### YOUR INSTRUCTIONS
Within the listing below, locate all lines containing the word "Strategy". Copy each one.

### PROVIDED RECORDS
··········

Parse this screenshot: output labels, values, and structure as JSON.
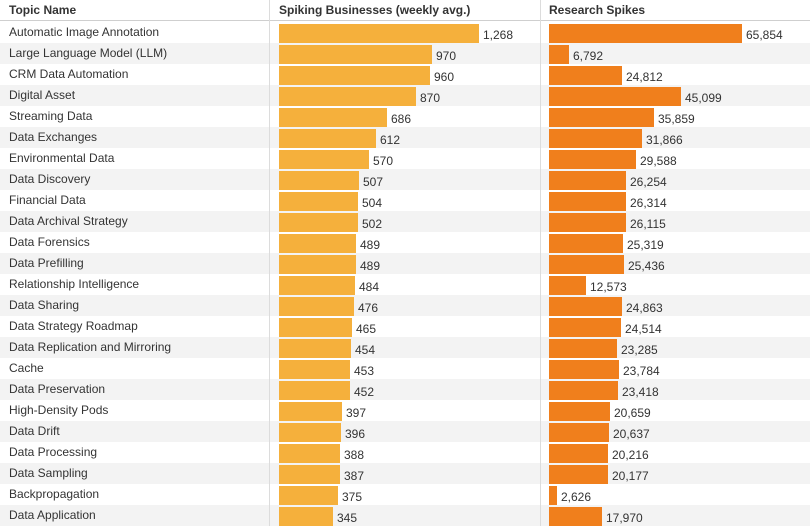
{
  "chart_data": {
    "type": "table",
    "columns": [
      "Topic Name",
      "Spiking Businesses (weekly avg.)",
      "Research Spikes"
    ],
    "colors": {
      "businesses": "#f5b03c",
      "research": "#f07f1c"
    },
    "rows": [
      {
        "topic": "Automatic Image Annotation",
        "businesses": 1268,
        "businesses_label": "1,268",
        "research": 65854,
        "research_label": "65,854"
      },
      {
        "topic": "Large Language Model (LLM)",
        "businesses": 970,
        "businesses_label": "970",
        "research": 6792,
        "research_label": "6,792"
      },
      {
        "topic": "CRM Data Automation",
        "businesses": 960,
        "businesses_label": "960",
        "research": 24812,
        "research_label": "24,812"
      },
      {
        "topic": "Digital Asset",
        "businesses": 870,
        "businesses_label": "870",
        "research": 45099,
        "research_label": "45,099"
      },
      {
        "topic": "Streaming Data",
        "businesses": 686,
        "businesses_label": "686",
        "research": 35859,
        "research_label": "35,859"
      },
      {
        "topic": "Data Exchanges",
        "businesses": 612,
        "businesses_label": "612",
        "research": 31866,
        "research_label": "31,866"
      },
      {
        "topic": "Environmental Data",
        "businesses": 570,
        "businesses_label": "570",
        "research": 29588,
        "research_label": "29,588"
      },
      {
        "topic": "Data Discovery",
        "businesses": 507,
        "businesses_label": "507",
        "research": 26254,
        "research_label": "26,254"
      },
      {
        "topic": "Financial Data",
        "businesses": 504,
        "businesses_label": "504",
        "research": 26314,
        "research_label": "26,314"
      },
      {
        "topic": "Data Archival Strategy",
        "businesses": 502,
        "businesses_label": "502",
        "research": 26115,
        "research_label": "26,115"
      },
      {
        "topic": "Data Forensics",
        "businesses": 489,
        "businesses_label": "489",
        "research": 25319,
        "research_label": "25,319"
      },
      {
        "topic": "Data Prefilling",
        "businesses": 489,
        "businesses_label": "489",
        "research": 25436,
        "research_label": "25,436"
      },
      {
        "topic": "Relationship Intelligence",
        "businesses": 484,
        "businesses_label": "484",
        "research": 12573,
        "research_label": "12,573"
      },
      {
        "topic": "Data Sharing",
        "businesses": 476,
        "businesses_label": "476",
        "research": 24863,
        "research_label": "24,863"
      },
      {
        "topic": "Data Strategy Roadmap",
        "businesses": 465,
        "businesses_label": "465",
        "research": 24514,
        "research_label": "24,514"
      },
      {
        "topic": "Data Replication and Mirroring",
        "businesses": 454,
        "businesses_label": "454",
        "research": 23285,
        "research_label": "23,285"
      },
      {
        "topic": "Cache",
        "businesses": 453,
        "businesses_label": "453",
        "research": 23784,
        "research_label": "23,784"
      },
      {
        "topic": "Data Preservation",
        "businesses": 452,
        "businesses_label": "452",
        "research": 23418,
        "research_label": "23,418"
      },
      {
        "topic": "High-Density Pods",
        "businesses": 397,
        "businesses_label": "397",
        "research": 20659,
        "research_label": "20,659"
      },
      {
        "topic": "Data Drift",
        "businesses": 396,
        "businesses_label": "396",
        "research": 20637,
        "research_label": "20,637"
      },
      {
        "topic": "Data Processing",
        "businesses": 388,
        "businesses_label": "388",
        "research": 20216,
        "research_label": "20,216"
      },
      {
        "topic": "Data Sampling",
        "businesses": 387,
        "businesses_label": "387",
        "research": 20177,
        "research_label": "20,177"
      },
      {
        "topic": "Backpropagation",
        "businesses": 375,
        "businesses_label": "375",
        "research": 2626,
        "research_label": "2,626"
      },
      {
        "topic": "Data Application",
        "businesses": 345,
        "businesses_label": "345",
        "research": 17970,
        "research_label": "17,970"
      }
    ]
  }
}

··········

### RESPONSE TO THIS EXERCISE
        "topic": "Data Archival Strategy",
        "topic": "Data Strategy Roadmap",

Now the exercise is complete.